■ Extracted records:

* Start *

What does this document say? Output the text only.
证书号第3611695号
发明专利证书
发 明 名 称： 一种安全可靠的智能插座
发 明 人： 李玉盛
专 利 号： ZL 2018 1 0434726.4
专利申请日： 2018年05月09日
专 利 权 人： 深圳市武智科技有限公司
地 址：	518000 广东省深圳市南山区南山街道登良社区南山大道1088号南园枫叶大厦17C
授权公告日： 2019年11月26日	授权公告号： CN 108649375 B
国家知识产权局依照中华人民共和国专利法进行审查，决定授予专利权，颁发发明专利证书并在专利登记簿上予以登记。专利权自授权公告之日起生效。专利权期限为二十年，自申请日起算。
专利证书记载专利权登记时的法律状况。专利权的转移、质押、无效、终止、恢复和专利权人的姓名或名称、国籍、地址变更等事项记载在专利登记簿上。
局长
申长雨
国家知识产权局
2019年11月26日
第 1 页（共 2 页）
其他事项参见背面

* End *

■ EXERCISE GOAL: Return every line exactly.

■ SOLVED PROBLEM:
What does this document say? Output the text only.
证书号第3611695号
发明专利证书
发 明 名 称： 一种安全可靠的智能插座
发 明 人： 李玉盛
专 利 号： ZL 2018 1 0434726.4
专利申请日： 2018年05月09日
专 利 权 人： 深圳市武智科技有限公司
地 址：	518000 广东省深圳市南山区南山街道登良社区南山大道1088号南园枫叶大厦17C
授权公告日： 2019年11月26日	授权公告号： CN 108649375 B
国家知识产权局依照中华人民共和国专利法进行审查，决定授予专利权，颁发发明专利证书并在专利登记簿上予以登记。专利权自授权公告之日起生效。专利权期限为二十年，自申请日起算。
专利证书记载专利权登记时的法律状况。专利权的转移、质押、无效、终止、恢复和专利权人的姓名或名称、国籍、地址变更等事项记载在专利登记簿上。
局长
申长雨
国家知识产权局
2019年11月26日
第 1 页（共 2 页）
其他事项参见背面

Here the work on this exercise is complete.